§ **Task to carry out**:
Please state how many lines in the records contain the string "this", with no words besides the number.

(Stored dataset items)
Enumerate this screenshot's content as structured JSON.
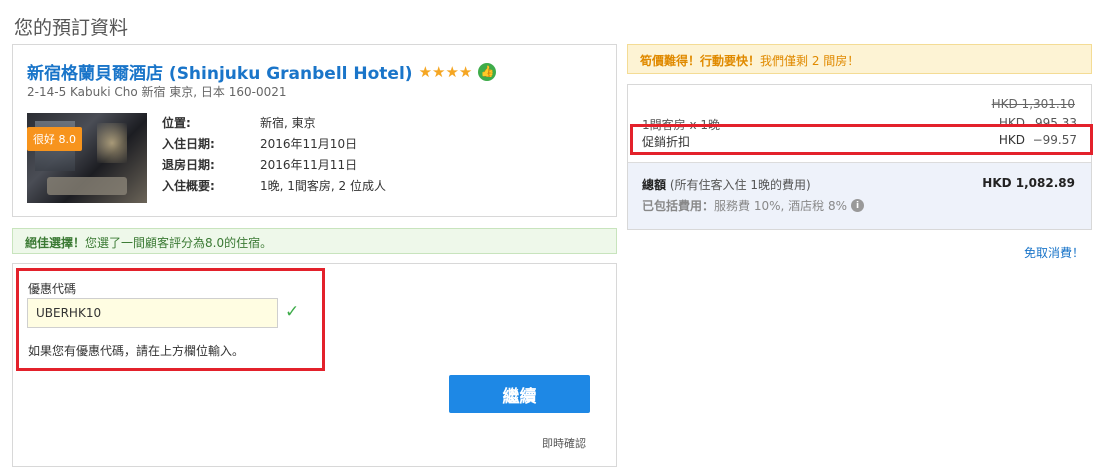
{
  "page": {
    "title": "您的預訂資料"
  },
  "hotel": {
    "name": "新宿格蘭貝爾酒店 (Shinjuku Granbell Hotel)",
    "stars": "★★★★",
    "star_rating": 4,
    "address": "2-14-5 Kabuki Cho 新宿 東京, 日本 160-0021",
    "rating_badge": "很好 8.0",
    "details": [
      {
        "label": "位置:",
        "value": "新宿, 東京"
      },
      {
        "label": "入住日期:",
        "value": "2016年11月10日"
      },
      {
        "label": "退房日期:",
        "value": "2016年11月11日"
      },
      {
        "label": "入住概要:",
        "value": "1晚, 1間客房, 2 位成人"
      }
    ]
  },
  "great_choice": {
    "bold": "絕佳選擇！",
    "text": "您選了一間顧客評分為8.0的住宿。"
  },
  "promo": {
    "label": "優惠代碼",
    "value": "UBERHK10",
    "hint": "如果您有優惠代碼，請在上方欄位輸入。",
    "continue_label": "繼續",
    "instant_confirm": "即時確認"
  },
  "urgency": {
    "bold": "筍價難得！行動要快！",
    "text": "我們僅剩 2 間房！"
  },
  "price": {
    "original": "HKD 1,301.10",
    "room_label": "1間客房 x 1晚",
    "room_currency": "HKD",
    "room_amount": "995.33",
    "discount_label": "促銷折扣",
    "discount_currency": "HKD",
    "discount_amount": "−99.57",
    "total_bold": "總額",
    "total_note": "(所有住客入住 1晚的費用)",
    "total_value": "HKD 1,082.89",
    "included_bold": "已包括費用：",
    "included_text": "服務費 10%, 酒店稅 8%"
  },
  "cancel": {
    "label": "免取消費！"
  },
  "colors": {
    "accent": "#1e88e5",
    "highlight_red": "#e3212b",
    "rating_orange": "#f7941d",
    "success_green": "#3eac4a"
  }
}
---
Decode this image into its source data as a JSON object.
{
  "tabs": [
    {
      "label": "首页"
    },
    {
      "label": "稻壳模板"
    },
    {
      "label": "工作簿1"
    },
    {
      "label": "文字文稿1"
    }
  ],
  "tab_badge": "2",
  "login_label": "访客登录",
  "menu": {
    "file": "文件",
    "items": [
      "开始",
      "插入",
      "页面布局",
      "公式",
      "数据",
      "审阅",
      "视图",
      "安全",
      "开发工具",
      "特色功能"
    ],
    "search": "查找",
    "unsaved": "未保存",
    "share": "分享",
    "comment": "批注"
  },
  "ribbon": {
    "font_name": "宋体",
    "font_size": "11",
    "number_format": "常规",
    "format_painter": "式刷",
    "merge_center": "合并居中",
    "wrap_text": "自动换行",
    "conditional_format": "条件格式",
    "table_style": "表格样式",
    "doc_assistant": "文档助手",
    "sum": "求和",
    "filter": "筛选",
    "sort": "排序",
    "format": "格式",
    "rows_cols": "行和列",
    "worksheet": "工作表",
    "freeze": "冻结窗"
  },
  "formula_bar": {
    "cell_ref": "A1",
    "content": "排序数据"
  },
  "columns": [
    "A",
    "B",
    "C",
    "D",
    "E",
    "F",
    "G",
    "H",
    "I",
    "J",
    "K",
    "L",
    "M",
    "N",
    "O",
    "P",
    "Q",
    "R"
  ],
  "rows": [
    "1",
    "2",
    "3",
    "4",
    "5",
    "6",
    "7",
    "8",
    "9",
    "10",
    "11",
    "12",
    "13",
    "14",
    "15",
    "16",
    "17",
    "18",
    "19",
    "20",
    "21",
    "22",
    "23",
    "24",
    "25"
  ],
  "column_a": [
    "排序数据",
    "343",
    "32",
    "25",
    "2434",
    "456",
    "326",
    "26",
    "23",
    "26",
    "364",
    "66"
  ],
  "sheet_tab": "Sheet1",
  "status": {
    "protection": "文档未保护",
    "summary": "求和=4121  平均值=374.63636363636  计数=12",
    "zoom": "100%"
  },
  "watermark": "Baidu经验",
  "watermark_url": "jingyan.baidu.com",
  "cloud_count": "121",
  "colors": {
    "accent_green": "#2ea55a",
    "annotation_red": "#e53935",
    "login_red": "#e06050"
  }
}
==
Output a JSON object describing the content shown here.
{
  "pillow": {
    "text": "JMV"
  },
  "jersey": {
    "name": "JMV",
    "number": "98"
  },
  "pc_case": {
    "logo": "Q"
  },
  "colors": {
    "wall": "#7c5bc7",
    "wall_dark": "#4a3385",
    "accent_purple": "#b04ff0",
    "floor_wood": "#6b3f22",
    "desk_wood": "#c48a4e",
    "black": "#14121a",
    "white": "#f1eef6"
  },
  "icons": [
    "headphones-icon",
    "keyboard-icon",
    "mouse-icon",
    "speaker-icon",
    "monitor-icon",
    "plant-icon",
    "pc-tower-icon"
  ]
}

§ **Reply**:
2